» GIVEN PROBLEM: Search the entries for the word "miei" and pull out each line that has it.

» DATA ENTRIES:

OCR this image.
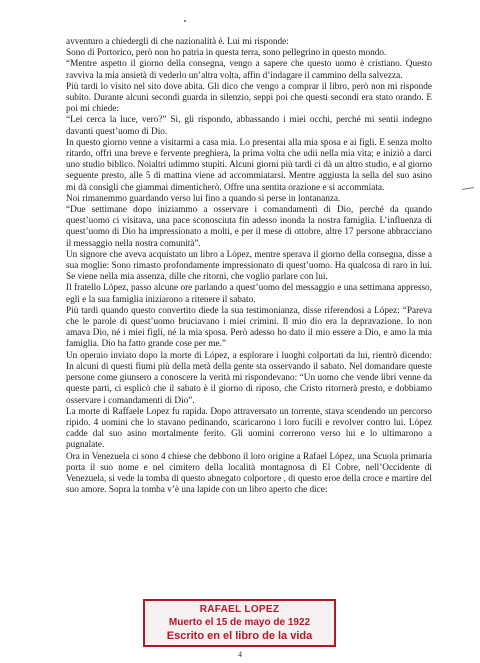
avventuro a chiedergli di che nazionalità è. Lui mi risponde:

Sono di Portorico, però non ho patria in questa terra, sono pellegrino in questo mondo.

“Mentre aspetto il giorno della consegna, vengo a sapere che questo uomo è cristiano. Questo ravviva la mia ansietà di vederlo un’altra volta, affin d’indagare il cammino della salvezza.

Più tardi lo visito nel sito dove abita. Gli dico che vengo a comprar il libro, però non mi risponde subito. Durante alcuni secondi guarda in silenzio, seppi poi che questi secondi era stato orando. E poi mi chiede:

“Lei cerca la luce, vero?” Sì, gli rispondo, abbassando i miei occhi, perché mi sentii indegno davanti quest’uomo di Dio.

In questo giorno venne a visitarmi a casa mia. Lo presentai alla mia sposa e ai figli. E senza molto ritardo, offrì una breve e fervente preghiera, la prima volta che udii nella mia vita; e iniziò a darci uno studio biblico. Noialtri udimmo stupiti. Alcuni giorni più tardi ci dà un altro studio, e al giorno seguente presto, alle 5 di mattina viene ad accommiatarsi. Mentre aggiusta la sella del suo asino mi dà consigli che giammai dimenticherò. Offre una sentita orazione e si accommiata.

Noi rimanemmo guardando verso lui fino a quando si perse in lontananza.

“Due settimane dopo iniziammo a osservare i comandamenti di Dio, perché da quando quest’uomo ci visitava, una pace sconosciuta fin adesso inonda la nostra famiglia. L’influenza di quest’uomo di Dio ha impressionato a molti, e per il mese di ottobre, altre 17 persone abbracciano il messaggio nella nostra comunità”.

Un signore che aveva acquistato un libro a López, mentre sperava il giorno della consegna, disse a sua moglie: Sono rimasto profondamente impressionato di quest’uomo. Ha qualcosa di raro in lui. Se viene nella mia assenza, dille che ritorni, che voglio parlare con lui.

Il fratello López, passo alcune ore parlando a quest’uomo del messaggio e una settimana appresso, egli e la sua famiglia iniziarono a ritenere il sabato.

Più tardi quando questo convertito diede la sua testimonianza, disse riferendosi a López: “Pareva che le parole di quest’uomo bruciavano i miei crimini. Il mio dio era la depravazione. Io non amava Dio, né i miei figli, né la mia sposa. Però adesso ho dato il mio essere a Dio, e amo la mia famiglia. Dio ha fatto grande cose per me.”

Un operaio inviato dopo la morte di López, a esplorare i luoghi colportati da lui, rientrò dicendo: In alcuni di questi fiumi più della metà della gente sta osservando il sabato. Nel domandare queste persone come giunsero a conoscere la verità mi rispondevano: “Un uomo che vende libri venne da queste parti, ci esplicò che il sabato è il giorno di riposo, che Cristo ritornerà presto, e dobbiamo osservare i comandamenti di Dio”.

La morte di Raffaele Lopez fu rapida. Dopo attraversato un torrente, stava scendendo un percorso ripido. 4 uomini che lo stavano pedinando, scaricarono i loro fucili e revolver contro lui. López cadde dal suo asino mortalmente ferito. Gli uomini correrono verso lui e lo ultimarono a pugnalate.

Ora in Venezuela ci sono 4 chiese che debbono il loro origine a Rafael López, una Scuola primaria porta il suo nome e nel cimitero della località montagnosa di El Cobre, nell’Occidente di Venezuela, si vede la tomba di questo abnegato colportore , di questo eroe della croce e martire del suo amore. Sopra la tomba v’è una lapide con un libro aperto che dice:

RAFAEL LOPEZ
Muerto el 15 de mayo de 1922
Escrito en el libro de la vida
4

» WORKED SOLUTION:
“Lei cerca la luce, vero?” Sì, gli rispondo, abbassando i miei occhi, perché mi sentii indegno davanti quest’uomo di Dio.
Più tardi quando questo convertito diede la sua testimonianza, disse riferendosi a López: “Pareva che le parole di quest’uomo bruciavano i miei crimini. Il mio dio era la depravazione. Io non amava Dio, né i miei figli, né la mia sposa. Però adesso ho dato il mio essere a Dio, e amo la mia famiglia. Dio ha fatto grande cose per me.”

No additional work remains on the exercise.